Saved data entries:
▼

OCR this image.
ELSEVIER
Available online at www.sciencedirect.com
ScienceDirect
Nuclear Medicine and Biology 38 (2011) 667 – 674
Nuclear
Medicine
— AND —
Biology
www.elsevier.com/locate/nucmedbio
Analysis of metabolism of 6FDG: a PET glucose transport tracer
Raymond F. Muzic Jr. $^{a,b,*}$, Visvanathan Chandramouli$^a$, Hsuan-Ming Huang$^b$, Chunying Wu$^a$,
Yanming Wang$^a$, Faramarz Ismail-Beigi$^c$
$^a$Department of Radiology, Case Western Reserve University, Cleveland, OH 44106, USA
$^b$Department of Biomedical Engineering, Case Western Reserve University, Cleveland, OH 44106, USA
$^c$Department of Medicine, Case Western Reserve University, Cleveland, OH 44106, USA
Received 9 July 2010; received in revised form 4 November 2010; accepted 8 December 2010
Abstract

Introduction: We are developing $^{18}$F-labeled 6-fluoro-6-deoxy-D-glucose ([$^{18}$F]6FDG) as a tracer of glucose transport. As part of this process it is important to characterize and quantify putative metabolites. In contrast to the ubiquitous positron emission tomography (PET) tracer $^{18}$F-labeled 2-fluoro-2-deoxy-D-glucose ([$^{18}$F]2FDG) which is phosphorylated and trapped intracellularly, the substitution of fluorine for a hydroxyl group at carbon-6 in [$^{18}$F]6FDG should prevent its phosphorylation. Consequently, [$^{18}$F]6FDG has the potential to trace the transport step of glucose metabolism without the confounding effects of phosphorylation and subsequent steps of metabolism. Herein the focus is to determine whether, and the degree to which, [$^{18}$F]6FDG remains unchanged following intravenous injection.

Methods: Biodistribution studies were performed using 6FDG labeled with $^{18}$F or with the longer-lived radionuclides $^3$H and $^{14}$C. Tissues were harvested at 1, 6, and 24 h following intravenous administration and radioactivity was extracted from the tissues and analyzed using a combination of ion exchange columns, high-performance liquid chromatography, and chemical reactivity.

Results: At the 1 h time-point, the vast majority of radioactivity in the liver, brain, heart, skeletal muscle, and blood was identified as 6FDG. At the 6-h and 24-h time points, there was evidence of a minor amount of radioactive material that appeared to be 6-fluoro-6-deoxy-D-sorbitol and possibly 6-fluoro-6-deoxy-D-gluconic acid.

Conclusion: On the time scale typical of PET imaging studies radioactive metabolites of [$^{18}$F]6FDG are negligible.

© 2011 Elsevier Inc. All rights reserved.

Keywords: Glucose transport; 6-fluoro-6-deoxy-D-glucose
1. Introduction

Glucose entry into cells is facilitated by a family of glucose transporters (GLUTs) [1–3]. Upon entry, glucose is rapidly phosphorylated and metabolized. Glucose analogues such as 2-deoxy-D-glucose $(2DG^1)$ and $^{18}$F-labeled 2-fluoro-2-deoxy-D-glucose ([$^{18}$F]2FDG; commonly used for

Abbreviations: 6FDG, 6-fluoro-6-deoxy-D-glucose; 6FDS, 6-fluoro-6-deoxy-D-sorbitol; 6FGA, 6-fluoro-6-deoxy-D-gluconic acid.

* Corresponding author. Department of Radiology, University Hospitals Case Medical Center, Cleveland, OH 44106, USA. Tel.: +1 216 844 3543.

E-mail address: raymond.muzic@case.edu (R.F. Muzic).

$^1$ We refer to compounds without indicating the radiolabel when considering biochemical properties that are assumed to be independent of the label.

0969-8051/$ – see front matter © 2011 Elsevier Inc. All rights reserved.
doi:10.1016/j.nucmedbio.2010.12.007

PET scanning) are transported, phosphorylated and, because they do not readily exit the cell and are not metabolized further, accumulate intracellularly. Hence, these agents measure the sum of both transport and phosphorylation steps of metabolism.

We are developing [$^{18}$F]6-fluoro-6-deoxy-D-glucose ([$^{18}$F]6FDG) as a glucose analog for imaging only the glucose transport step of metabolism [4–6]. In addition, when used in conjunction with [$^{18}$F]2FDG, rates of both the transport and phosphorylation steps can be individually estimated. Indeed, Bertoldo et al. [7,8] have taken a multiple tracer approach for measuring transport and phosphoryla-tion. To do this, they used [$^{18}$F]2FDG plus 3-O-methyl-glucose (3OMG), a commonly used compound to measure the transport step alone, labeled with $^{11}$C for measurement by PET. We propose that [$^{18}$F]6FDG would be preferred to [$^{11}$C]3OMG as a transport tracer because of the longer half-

▲

**Task objective**
Set down every record above exactly as written.

**Reply to the task**
OCR this image.
ELSEVIER
Available online at www.sciencedirect.com
ScienceDirect
Nuclear Medicine and Biology 38 (2011) 667 – 674
Nuclear
Medicine
— AND —
Biology
www.elsevier.com/locate/nucmedbio
Analysis of metabolism of 6FDG: a PET glucose transport tracer
Raymond F. Muzic Jr. $^{a,b,*}$, Visvanathan Chandramouli$^a$, Hsuan-Ming Huang$^b$, Chunying Wu$^a$,
Yanming Wang$^a$, Faramarz Ismail-Beigi$^c$
$^a$Department of Radiology, Case Western Reserve University, Cleveland, OH 44106, USA
$^b$Department of Biomedical Engineering, Case Western Reserve University, Cleveland, OH 44106, USA
$^c$Department of Medicine, Case Western Reserve University, Cleveland, OH 44106, USA
Received 9 July 2010; received in revised form 4 November 2010; accepted 8 December 2010
Abstract

Introduction: We are developing $^{18}$F-labeled 6-fluoro-6-deoxy-D-glucose ([$^{18}$F]6FDG) as a tracer of glucose transport. As part of this process it is important to characterize and quantify putative metabolites. In contrast to the ubiquitous positron emission tomography (PET) tracer $^{18}$F-labeled 2-fluoro-2-deoxy-D-glucose ([$^{18}$F]2FDG) which is phosphorylated and trapped intracellularly, the substitution of fluorine for a hydroxyl group at carbon-6 in [$^{18}$F]6FDG should prevent its phosphorylation. Consequently, [$^{18}$F]6FDG has the potential to trace the transport step of glucose metabolism without the confounding effects of phosphorylation and subsequent steps of metabolism. Herein the focus is to determine whether, and the degree to which, [$^{18}$F]6FDG remains unchanged following intravenous injection.

Methods: Biodistribution studies were performed using 6FDG labeled with $^{18}$F or with the longer-lived radionuclides $^3$H and $^{14}$C. Tissues were harvested at 1, 6, and 24 h following intravenous administration and radioactivity was extracted from the tissues and analyzed using a combination of ion exchange columns, high-performance liquid chromatography, and chemical reactivity.

Results: At the 1 h time-point, the vast majority of radioactivity in the liver, brain, heart, skeletal muscle, and blood was identified as 6FDG. At the 6-h and 24-h time points, there was evidence of a minor amount of radioactive material that appeared to be 6-fluoro-6-deoxy-D-sorbitol and possibly 6-fluoro-6-deoxy-D-gluconic acid.

Conclusion: On the time scale typical of PET imaging studies radioactive metabolites of [$^{18}$F]6FDG are negligible.

© 2011 Elsevier Inc. All rights reserved.

Keywords: Glucose transport; 6-fluoro-6-deoxy-D-glucose
1. Introduction

Glucose entry into cells is facilitated by a family of glucose transporters (GLUTs) [1–3]. Upon entry, glucose is rapidly phosphorylated and metabolized. Glucose analogues such as 2-deoxy-D-glucose $(2DG^1)$ and $^{18}$F-labeled 2-fluoro-2-deoxy-D-glucose ([$^{18}$F]2FDG; commonly used for

Abbreviations: 6FDG, 6-fluoro-6-deoxy-D-glucose; 6FDS, 6-fluoro-6-deoxy-D-sorbitol; 6FGA, 6-fluoro-6-deoxy-D-gluconic acid.

* Corresponding author. Department of Radiology, University Hospitals Case Medical Center, Cleveland, OH 44106, USA. Tel.: +1 216 844 3543.

E-mail address: raymond.muzic@case.edu (R.F. Muzic).

$^1$ We refer to compounds without indicating the radiolabel when considering biochemical properties that are assumed to be independent of the label.

0969-8051/$ – see front matter © 2011 Elsevier Inc. All rights reserved.
doi:10.1016/j.nucmedbio.2010.12.007

PET scanning) are transported, phosphorylated and, because they do not readily exit the cell and are not metabolized further, accumulate intracellularly. Hence, these agents measure the sum of both transport and phosphorylation steps of metabolism.

We are developing [$^{18}$F]6-fluoro-6-deoxy-D-glucose ([$^{18}$F]6FDG) as a glucose analog for imaging only the glucose transport step of metabolism [4–6]. In addition, when used in conjunction with [$^{18}$F]2FDG, rates of both the transport and phosphorylation steps can be individually estimated. Indeed, Bertoldo et al. [7,8] have taken a multiple tracer approach for measuring transport and phosphoryla-tion. To do this, they used [$^{18}$F]2FDG plus 3-O-methyl-glucose (3OMG), a commonly used compound to measure the transport step alone, labeled with $^{11}$C for measurement by PET. We propose that [$^{18}$F]6FDG would be preferred to [$^{11}$C]3OMG as a transport tracer because of the longer half-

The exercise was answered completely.